DIRECTIONS FOR THIS TASK — In the entries that follow, find the word "moins" and report each line it is on.

DATASET EXCERPTS —
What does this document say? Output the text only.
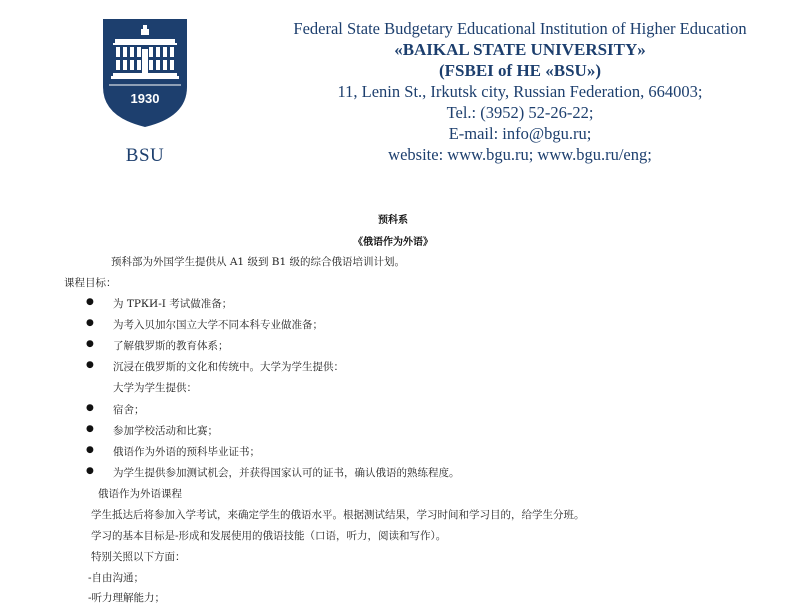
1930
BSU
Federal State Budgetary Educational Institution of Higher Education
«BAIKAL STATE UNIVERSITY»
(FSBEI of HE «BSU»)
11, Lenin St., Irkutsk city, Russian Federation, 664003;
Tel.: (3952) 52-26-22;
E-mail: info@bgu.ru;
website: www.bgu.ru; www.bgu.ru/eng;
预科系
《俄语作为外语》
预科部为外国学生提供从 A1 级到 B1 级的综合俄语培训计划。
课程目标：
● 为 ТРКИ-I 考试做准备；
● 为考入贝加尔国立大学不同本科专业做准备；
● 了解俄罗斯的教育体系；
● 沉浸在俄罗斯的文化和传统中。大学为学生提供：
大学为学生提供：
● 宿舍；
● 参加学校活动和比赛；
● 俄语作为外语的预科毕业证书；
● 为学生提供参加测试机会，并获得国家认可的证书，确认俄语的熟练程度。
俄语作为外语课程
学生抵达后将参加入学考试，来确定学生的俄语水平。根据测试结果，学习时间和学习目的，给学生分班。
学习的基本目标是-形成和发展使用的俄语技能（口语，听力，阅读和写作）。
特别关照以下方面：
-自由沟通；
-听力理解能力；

--

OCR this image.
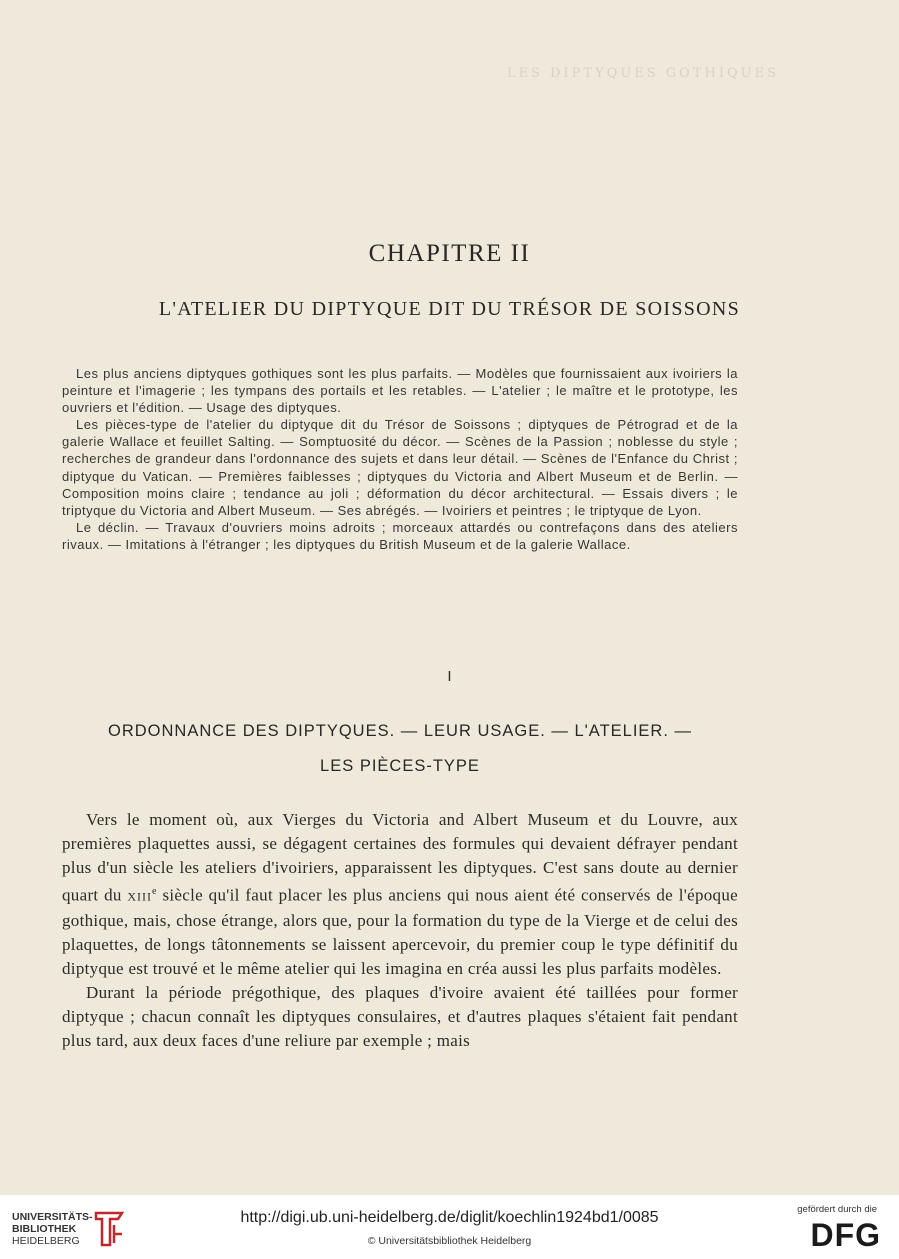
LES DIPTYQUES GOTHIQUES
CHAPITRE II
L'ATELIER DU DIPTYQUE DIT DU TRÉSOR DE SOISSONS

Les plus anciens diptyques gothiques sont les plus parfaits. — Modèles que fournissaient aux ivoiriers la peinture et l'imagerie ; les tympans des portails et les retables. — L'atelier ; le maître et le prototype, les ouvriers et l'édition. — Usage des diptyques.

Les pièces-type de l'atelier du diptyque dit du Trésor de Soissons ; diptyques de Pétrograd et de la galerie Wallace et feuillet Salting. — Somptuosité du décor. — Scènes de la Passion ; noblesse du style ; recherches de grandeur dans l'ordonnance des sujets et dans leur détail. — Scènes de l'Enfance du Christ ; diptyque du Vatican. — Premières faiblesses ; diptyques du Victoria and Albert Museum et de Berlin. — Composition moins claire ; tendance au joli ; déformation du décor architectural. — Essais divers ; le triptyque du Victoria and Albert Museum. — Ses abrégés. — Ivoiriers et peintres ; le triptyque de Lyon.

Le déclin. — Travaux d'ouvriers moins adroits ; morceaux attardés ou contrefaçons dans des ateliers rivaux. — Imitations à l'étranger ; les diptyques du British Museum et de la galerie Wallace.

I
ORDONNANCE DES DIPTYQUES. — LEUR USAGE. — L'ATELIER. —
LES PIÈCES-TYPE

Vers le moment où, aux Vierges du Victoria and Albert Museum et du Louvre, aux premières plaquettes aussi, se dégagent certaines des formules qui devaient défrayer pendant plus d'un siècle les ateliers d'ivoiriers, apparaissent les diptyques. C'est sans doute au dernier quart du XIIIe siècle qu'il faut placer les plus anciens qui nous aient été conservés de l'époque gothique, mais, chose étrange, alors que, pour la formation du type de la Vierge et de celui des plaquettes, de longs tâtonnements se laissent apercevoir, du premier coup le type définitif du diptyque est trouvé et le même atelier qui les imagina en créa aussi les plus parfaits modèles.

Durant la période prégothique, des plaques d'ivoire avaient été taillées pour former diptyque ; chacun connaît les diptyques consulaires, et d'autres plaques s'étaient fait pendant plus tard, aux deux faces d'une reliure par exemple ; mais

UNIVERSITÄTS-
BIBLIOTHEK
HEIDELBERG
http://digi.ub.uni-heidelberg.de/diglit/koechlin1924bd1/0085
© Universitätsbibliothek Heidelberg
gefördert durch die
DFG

* * *

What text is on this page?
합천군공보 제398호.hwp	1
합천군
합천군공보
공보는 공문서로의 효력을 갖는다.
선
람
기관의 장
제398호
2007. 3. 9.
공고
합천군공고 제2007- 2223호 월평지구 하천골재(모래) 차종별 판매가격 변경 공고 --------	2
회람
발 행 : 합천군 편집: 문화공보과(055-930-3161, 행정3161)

PROBLEM SOLUTION —
Les pièces-type de l'atelier du diptyque dit du Trésor de Soissons ; diptyques de Pétrograd et de la galerie Wallace et feuillet Salting. — Somptuosité du décor. — Scènes de la Passion ; noblesse du style ; recherches de grandeur dans l'ordonnance des sujets et dans leur détail. — Scènes de l'Enfance du Christ ; diptyque du Vatican. — Premières faiblesses ; diptyques du Victoria and Albert Museum et de Berlin. — Composition moins claire ; tendance au joli ; déformation du décor architectural. — Essais divers ; le triptyque du Victoria and Albert Museum. — Ses abrégés. — Ivoiriers et peintres ; le triptyque de Lyon.
Le déclin. — Travaux d'ouvriers moins adroits ; morceaux attardés ou contrefaçons dans des ateliers rivaux. — Imitations à l'étranger ; les diptyques du British Museum et de la galerie Wallace.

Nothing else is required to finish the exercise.